▶ _RECORD SET_

<<<<

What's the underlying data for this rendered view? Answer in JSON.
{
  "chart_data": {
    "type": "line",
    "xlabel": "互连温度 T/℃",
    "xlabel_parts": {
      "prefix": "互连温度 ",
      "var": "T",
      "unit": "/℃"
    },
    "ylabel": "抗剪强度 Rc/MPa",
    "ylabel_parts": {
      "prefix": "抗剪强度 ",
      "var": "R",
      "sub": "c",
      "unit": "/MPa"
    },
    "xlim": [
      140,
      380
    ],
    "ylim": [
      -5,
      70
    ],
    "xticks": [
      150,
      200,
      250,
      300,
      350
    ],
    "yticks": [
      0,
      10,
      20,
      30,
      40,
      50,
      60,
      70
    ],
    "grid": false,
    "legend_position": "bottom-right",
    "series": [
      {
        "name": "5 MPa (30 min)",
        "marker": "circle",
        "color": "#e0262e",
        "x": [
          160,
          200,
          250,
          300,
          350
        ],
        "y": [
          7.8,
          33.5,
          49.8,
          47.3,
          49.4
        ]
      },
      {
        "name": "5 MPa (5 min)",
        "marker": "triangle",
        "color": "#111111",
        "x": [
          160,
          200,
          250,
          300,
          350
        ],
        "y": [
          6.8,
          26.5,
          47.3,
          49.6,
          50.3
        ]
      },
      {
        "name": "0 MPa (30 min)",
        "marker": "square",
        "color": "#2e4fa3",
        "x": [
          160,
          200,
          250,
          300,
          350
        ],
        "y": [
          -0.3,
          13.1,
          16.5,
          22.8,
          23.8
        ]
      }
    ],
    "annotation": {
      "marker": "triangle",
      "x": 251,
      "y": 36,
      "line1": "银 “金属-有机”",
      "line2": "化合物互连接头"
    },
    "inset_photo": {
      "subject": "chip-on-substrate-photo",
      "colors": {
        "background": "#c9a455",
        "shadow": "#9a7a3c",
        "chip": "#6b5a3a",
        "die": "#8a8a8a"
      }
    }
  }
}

>>>>

List every line above that contains the word "marker".

        "marker": "circle",
        "marker": "triangle",
        "marker": "square",
      "marker": "triangle",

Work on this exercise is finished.